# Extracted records
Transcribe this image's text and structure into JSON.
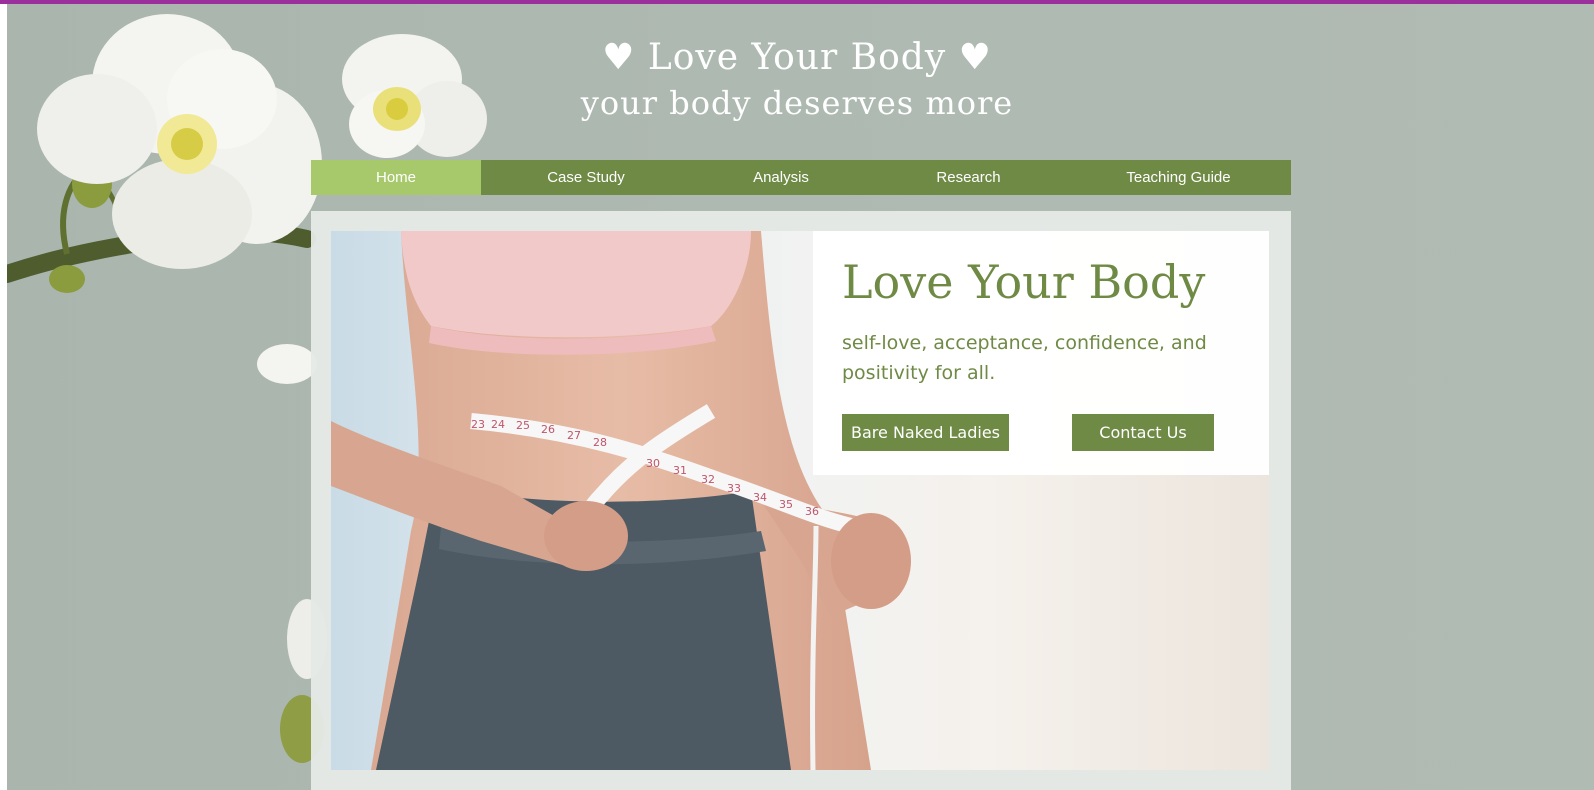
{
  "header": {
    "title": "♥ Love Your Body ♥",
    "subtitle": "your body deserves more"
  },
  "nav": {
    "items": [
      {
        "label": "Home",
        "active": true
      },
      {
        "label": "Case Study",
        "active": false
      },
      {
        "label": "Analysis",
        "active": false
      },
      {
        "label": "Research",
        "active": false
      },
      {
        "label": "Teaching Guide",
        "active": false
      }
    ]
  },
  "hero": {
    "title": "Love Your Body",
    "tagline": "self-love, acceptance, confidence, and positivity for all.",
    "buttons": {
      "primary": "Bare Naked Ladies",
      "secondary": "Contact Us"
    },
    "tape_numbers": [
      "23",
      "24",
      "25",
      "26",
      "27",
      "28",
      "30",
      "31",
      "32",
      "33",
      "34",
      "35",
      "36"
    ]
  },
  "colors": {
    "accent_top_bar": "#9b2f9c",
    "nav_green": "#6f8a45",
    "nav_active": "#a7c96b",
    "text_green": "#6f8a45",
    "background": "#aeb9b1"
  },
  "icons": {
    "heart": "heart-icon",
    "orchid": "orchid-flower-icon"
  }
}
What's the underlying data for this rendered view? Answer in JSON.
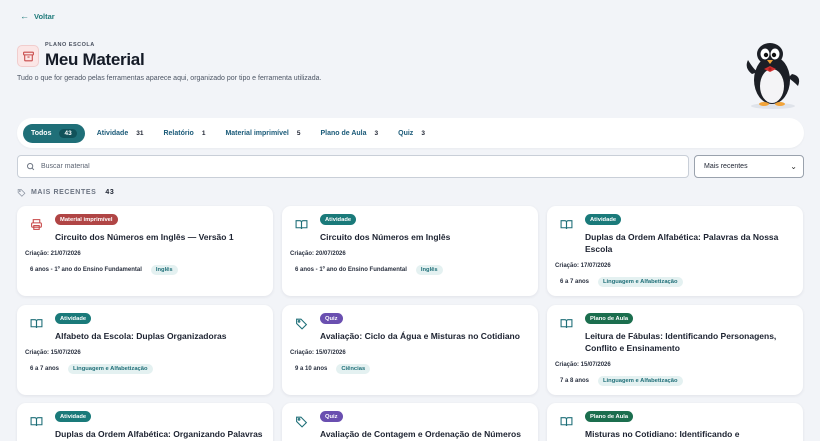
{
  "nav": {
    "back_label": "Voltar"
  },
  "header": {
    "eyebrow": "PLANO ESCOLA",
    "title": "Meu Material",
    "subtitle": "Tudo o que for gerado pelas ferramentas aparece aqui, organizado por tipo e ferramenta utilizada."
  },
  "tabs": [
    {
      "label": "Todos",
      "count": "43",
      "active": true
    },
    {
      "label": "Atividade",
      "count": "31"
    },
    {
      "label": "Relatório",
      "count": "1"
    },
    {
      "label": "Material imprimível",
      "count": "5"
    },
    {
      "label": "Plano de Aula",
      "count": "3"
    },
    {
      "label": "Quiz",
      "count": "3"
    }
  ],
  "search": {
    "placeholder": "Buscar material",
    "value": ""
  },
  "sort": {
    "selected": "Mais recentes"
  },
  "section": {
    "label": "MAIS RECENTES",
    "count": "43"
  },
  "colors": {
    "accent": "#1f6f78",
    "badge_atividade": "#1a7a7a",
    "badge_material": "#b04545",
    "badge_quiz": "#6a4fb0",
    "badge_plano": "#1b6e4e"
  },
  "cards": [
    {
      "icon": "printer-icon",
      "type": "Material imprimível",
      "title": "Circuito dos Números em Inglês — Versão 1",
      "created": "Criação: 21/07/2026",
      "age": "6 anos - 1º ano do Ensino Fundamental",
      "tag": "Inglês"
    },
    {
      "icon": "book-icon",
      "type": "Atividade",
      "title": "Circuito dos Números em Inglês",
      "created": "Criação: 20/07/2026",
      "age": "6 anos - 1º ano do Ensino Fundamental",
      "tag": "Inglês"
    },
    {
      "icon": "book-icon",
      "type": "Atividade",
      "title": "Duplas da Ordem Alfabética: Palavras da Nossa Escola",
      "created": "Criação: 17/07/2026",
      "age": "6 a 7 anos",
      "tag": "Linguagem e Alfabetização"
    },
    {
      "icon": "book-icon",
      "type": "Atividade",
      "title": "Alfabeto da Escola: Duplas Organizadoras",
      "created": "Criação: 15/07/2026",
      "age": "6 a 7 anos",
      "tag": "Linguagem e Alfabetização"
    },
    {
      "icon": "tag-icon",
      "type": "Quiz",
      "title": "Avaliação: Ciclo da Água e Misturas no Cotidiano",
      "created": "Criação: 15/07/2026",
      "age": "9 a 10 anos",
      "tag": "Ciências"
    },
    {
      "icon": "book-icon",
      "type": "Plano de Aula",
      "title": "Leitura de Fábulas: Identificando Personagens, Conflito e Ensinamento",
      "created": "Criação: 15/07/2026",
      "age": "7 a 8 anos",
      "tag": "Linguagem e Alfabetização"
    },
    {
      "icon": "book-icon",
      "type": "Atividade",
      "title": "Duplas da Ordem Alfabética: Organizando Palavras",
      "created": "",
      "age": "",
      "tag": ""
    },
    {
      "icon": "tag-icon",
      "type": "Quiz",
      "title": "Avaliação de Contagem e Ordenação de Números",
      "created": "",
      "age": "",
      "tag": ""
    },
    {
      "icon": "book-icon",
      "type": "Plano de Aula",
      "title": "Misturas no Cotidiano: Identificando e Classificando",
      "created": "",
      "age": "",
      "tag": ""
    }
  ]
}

# Problem details
Repeat the material above in full and exactly, apart from the pictures.

# Exercise answer
Transcribe this image's text and structure into JSON.
{
  "header": {
    "title": "♥ Love Your Body ♥",
    "subtitle": "your body deserves more"
  },
  "nav": {
    "items": [
      {
        "label": "Home",
        "active": true
      },
      {
        "label": "Case Study",
        "active": false
      },
      {
        "label": "Analysis",
        "active": false
      },
      {
        "label": "Research",
        "active": false
      },
      {
        "label": "Teaching Guide",
        "active": false
      }
    ]
  },
  "hero": {
    "title": "Love Your Body",
    "tagline": "self-love, acceptance, confidence, and positivity for all.",
    "buttons": {
      "primary": "Bare Naked Ladies",
      "secondary": "Contact Us"
    },
    "tape_numbers": [
      "23",
      "24",
      "25",
      "26",
      "27",
      "28",
      "30",
      "31",
      "32",
      "33",
      "34",
      "35",
      "36"
    ]
  },
  "colors": {
    "accent_top_bar": "#9b2f9c",
    "nav_green": "#6f8a45",
    "nav_active": "#a7c96b",
    "text_green": "#6f8a45",
    "background": "#aeb9b1"
  },
  "icons": {
    "heart": "heart-icon",
    "orchid": "orchid-flower-icon"
  }
}
What's the underlying data for this rendered view? Answer in JSON.
{
  "nav": {
    "back_label": "Voltar"
  },
  "header": {
    "eyebrow": "PLANO ESCOLA",
    "title": "Meu Material",
    "subtitle": "Tudo o que for gerado pelas ferramentas aparece aqui, organizado por tipo e ferramenta utilizada."
  },
  "tabs": [
    {
      "label": "Todos",
      "count": "43",
      "active": true
    },
    {
      "label": "Atividade",
      "count": "31"
    },
    {
      "label": "Relatório",
      "count": "1"
    },
    {
      "label": "Material imprimível",
      "count": "5"
    },
    {
      "label": "Plano de Aula",
      "count": "3"
    },
    {
      "label": "Quiz",
      "count": "3"
    }
  ],
  "search": {
    "placeholder": "Buscar material",
    "value": ""
  },
  "sort": {
    "selected": "Mais recentes"
  },
  "section": {
    "label": "MAIS RECENTES",
    "count": "43"
  },
  "colors": {
    "accent": "#1f6f78",
    "badge_atividade": "#1a7a7a",
    "badge_material": "#b04545",
    "badge_quiz": "#6a4fb0",
    "badge_plano": "#1b6e4e"
  },
  "cards": [
    {
      "icon": "printer-icon",
      "type": "Material imprimível",
      "title": "Circuito dos Números em Inglês — Versão 1",
      "created": "Criação: 21/07/2026",
      "age": "6 anos - 1º ano do Ensino Fundamental",
      "tag": "Inglês"
    },
    {
      "icon": "book-icon",
      "type": "Atividade",
      "title": "Circuito dos Números em Inglês",
      "created": "Criação: 20/07/2026",
      "age": "6 anos - 1º ano do Ensino Fundamental",
      "tag": "Inglês"
    },
    {
      "icon": "book-icon",
      "type": "Atividade",
      "title": "Duplas da Ordem Alfabética: Palavras da Nossa Escola",
      "created": "Criação: 17/07/2026",
      "age": "6 a 7 anos",
      "tag": "Linguagem e Alfabetização"
    },
    {
      "icon": "book-icon",
      "type": "Atividade",
      "title": "Alfabeto da Escola: Duplas Organizadoras",
      "created": "Criação: 15/07/2026",
      "age": "6 a 7 anos",
      "tag": "Linguagem e Alfabetização"
    },
    {
      "icon": "tag-icon",
      "type": "Quiz",
      "title": "Avaliação: Ciclo da Água e Misturas no Cotidiano",
      "created": "Criação: 15/07/2026",
      "age": "9 a 10 anos",
      "tag": "Ciências"
    },
    {
      "icon": "book-icon",
      "type": "Plano de Aula",
      "title": "Leitura de Fábulas: Identificando Personagens, Conflito e Ensinamento",
      "created": "Criação: 15/07/2026",
      "age": "7 a 8 anos",
      "tag": "Linguagem e Alfabetização"
    },
    {
      "icon": "book-icon",
      "type": "Atividade",
      "title": "Duplas da Ordem Alfabética: Organizando Palavras",
      "created": "",
      "age": "",
      "tag": ""
    },
    {
      "icon": "tag-icon",
      "type": "Quiz",
      "title": "Avaliação de Contagem e Ordenação de Números",
      "created": "",
      "age": "",
      "tag": ""
    },
    {
      "icon": "book-icon",
      "type": "Plano de Aula",
      "title": "Misturas no Cotidiano: Identificando e Classificando",
      "created": "",
      "age": "",
      "tag": ""
    }
  ]
}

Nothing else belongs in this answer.